What is required
All of the entries need to be written out again, exactly as they are.

==== Excerpted records ====

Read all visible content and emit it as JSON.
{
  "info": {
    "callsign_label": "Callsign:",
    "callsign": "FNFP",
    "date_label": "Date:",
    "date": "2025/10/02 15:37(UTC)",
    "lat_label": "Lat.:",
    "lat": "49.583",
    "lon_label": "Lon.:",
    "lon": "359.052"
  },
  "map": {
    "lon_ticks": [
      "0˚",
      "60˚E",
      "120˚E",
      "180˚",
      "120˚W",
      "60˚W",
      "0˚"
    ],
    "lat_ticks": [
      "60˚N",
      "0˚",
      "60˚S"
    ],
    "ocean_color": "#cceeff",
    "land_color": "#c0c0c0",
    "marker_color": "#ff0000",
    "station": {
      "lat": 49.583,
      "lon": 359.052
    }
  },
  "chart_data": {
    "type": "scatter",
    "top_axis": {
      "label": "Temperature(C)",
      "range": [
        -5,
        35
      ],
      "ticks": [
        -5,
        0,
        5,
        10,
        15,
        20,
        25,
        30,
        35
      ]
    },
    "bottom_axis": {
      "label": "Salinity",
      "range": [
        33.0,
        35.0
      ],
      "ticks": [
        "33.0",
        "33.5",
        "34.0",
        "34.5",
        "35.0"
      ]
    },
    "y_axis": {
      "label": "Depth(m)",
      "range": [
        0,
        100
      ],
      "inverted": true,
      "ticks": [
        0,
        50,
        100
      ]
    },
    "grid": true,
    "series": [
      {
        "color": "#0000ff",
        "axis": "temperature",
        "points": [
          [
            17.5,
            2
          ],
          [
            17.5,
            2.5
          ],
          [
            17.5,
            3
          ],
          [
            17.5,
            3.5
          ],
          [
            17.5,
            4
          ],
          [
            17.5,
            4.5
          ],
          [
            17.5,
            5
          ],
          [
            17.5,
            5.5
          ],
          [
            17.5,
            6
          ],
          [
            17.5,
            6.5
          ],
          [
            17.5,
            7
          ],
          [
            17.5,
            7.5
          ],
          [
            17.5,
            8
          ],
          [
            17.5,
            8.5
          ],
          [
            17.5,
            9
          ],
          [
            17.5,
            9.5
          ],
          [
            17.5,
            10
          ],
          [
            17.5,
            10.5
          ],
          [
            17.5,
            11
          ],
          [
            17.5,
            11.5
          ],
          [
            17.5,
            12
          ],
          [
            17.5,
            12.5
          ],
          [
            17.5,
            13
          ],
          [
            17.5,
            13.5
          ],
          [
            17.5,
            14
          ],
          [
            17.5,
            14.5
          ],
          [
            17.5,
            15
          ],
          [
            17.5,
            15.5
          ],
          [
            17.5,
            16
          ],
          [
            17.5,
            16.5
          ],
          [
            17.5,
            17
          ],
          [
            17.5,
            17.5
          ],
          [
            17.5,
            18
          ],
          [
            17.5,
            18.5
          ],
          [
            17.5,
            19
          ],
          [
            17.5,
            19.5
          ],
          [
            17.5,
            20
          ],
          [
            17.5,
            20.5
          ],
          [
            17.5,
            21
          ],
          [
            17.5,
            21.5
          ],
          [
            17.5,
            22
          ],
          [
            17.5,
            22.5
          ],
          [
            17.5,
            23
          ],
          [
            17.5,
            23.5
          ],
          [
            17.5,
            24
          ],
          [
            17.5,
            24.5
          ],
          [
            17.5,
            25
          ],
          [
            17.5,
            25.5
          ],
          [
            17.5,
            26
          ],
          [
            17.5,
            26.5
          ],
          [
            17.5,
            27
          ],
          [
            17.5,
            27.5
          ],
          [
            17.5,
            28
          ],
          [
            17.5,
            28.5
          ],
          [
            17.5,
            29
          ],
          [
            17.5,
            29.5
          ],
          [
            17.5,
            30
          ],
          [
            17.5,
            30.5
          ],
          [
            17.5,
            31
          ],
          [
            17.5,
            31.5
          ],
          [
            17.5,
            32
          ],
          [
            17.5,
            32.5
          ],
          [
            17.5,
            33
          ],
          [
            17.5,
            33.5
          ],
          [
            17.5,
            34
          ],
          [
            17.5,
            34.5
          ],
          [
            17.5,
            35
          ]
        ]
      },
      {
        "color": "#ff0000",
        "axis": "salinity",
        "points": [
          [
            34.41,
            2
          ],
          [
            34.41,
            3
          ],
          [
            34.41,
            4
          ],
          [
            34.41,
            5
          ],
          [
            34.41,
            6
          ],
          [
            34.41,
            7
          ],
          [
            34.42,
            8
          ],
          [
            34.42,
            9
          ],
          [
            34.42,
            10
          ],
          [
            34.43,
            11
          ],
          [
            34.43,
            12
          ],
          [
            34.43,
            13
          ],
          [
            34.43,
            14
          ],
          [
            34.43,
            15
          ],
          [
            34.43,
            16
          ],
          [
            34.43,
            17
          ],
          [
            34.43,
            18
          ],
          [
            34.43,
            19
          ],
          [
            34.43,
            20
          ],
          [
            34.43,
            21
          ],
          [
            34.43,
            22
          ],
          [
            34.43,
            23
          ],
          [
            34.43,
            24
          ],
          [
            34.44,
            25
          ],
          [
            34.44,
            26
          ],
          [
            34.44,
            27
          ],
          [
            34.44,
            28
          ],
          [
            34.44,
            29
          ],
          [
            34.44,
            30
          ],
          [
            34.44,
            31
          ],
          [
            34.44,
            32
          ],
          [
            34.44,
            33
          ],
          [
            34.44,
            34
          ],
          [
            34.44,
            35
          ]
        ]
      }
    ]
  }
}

====

The response
Read all visible content and emit it as JSON.
{
  "info": {
    "callsign_label": "Callsign:",
    "callsign": "FNFP",
    "date_label": "Date:",
    "date": "2025/10/02 15:37(UTC)",
    "lat_label": "Lat.:",
    "lat": "49.583",
    "lon_label": "Lon.:",
    "lon": "359.052"
  },
  "map": {
    "lon_ticks": [
      "0˚",
      "60˚E",
      "120˚E",
      "180˚",
      "120˚W",
      "60˚W",
      "0˚"
    ],
    "lat_ticks": [
      "60˚N",
      "0˚",
      "60˚S"
    ],
    "ocean_color": "#cceeff",
    "land_color": "#c0c0c0",
    "marker_color": "#ff0000",
    "station": {
      "lat": 49.583,
      "lon": 359.052
    }
  },
  "chart_data": {
    "type": "scatter",
    "top_axis": {
      "label": "Temperature(C)",
      "range": [
        -5,
        35
      ],
      "ticks": [
        -5,
        0,
        5,
        10,
        15,
        20,
        25,
        30,
        35
      ]
    },
    "bottom_axis": {
      "label": "Salinity",
      "range": [
        33.0,
        35.0
      ],
      "ticks": [
        "33.0",
        "33.5",
        "34.0",
        "34.5",
        "35.0"
      ]
    },
    "y_axis": {
      "label": "Depth(m)",
      "range": [
        0,
        100
      ],
      "inverted": true,
      "ticks": [
        0,
        50,
        100
      ]
    },
    "grid": true,
    "series": [
      {
        "color": "#0000ff",
        "axis": "temperature",
        "points": [
          [
            17.5,
            2
          ],
          [
            17.5,
            2.5
          ],
          [
            17.5,
            3
          ],
          [
            17.5,
            3.5
          ],
          [
            17.5,
            4
          ],
          [
            17.5,
            4.5
          ],
          [
            17.5,
            5
          ],
          [
            17.5,
            5.5
          ],
          [
            17.5,
            6
          ],
          [
            17.5,
            6.5
          ],
          [
            17.5,
            7
          ],
          [
            17.5,
            7.5
          ],
          [
            17.5,
            8
          ],
          [
            17.5,
            8.5
          ],
          [
            17.5,
            9
          ],
          [
            17.5,
            9.5
          ],
          [
            17.5,
            10
          ],
          [
            17.5,
            10.5
          ],
          [
            17.5,
            11
          ],
          [
            17.5,
            11.5
          ],
          [
            17.5,
            12
          ],
          [
            17.5,
            12.5
          ],
          [
            17.5,
            13
          ],
          [
            17.5,
            13.5
          ],
          [
            17.5,
            14
          ],
          [
            17.5,
            14.5
          ],
          [
            17.5,
            15
          ],
          [
            17.5,
            15.5
          ],
          [
            17.5,
            16
          ],
          [
            17.5,
            16.5
          ],
          [
            17.5,
            17
          ],
          [
            17.5,
            17.5
          ],
          [
            17.5,
            18
          ],
          [
            17.5,
            18.5
          ],
          [
            17.5,
            19
          ],
          [
            17.5,
            19.5
          ],
          [
            17.5,
            20
          ],
          [
            17.5,
            20.5
          ],
          [
            17.5,
            21
          ],
          [
            17.5,
            21.5
          ],
          [
            17.5,
            22
          ],
          [
            17.5,
            22.5
          ],
          [
            17.5,
            23
          ],
          [
            17.5,
            23.5
          ],
          [
            17.5,
            24
          ],
          [
            17.5,
            24.5
          ],
          [
            17.5,
            25
          ],
          [
            17.5,
            25.5
          ],
          [
            17.5,
            26
          ],
          [
            17.5,
            26.5
          ],
          [
            17.5,
            27
          ],
          [
            17.5,
            27.5
          ],
          [
            17.5,
            28
          ],
          [
            17.5,
            28.5
          ],
          [
            17.5,
            29
          ],
          [
            17.5,
            29.5
          ],
          [
            17.5,
            30
          ],
          [
            17.5,
            30.5
          ],
          [
            17.5,
            31
          ],
          [
            17.5,
            31.5
          ],
          [
            17.5,
            32
          ],
          [
            17.5,
            32.5
          ],
          [
            17.5,
            33
          ],
          [
            17.5,
            33.5
          ],
          [
            17.5,
            34
          ],
          [
            17.5,
            34.5
          ],
          [
            17.5,
            35
          ]
        ]
      },
      {
        "color": "#ff0000",
        "axis": "salinity",
        "points": [
          [
            34.41,
            2
          ],
          [
            34.41,
            3
          ],
          [
            34.41,
            4
          ],
          [
            34.41,
            5
          ],
          [
            34.41,
            6
          ],
          [
            34.41,
            7
          ],
          [
            34.42,
            8
          ],
          [
            34.42,
            9
          ],
          [
            34.42,
            10
          ],
          [
            34.43,
            11
          ],
          [
            34.43,
            12
          ],
          [
            34.43,
            13
          ],
          [
            34.43,
            14
          ],
          [
            34.43,
            15
          ],
          [
            34.43,
            16
          ],
          [
            34.43,
            17
          ],
          [
            34.43,
            18
          ],
          [
            34.43,
            19
          ],
          [
            34.43,
            20
          ],
          [
            34.43,
            21
          ],
          [
            34.43,
            22
          ],
          [
            34.43,
            23
          ],
          [
            34.43,
            24
          ],
          [
            34.44,
            25
          ],
          [
            34.44,
            26
          ],
          [
            34.44,
            27
          ],
          [
            34.44,
            28
          ],
          [
            34.44,
            29
          ],
          [
            34.44,
            30
          ],
          [
            34.44,
            31
          ],
          [
            34.44,
            32
          ],
          [
            34.44,
            33
          ],
          [
            34.44,
            34
          ],
          [
            34.44,
            35
          ]
        ]
      }
    ]
  }
}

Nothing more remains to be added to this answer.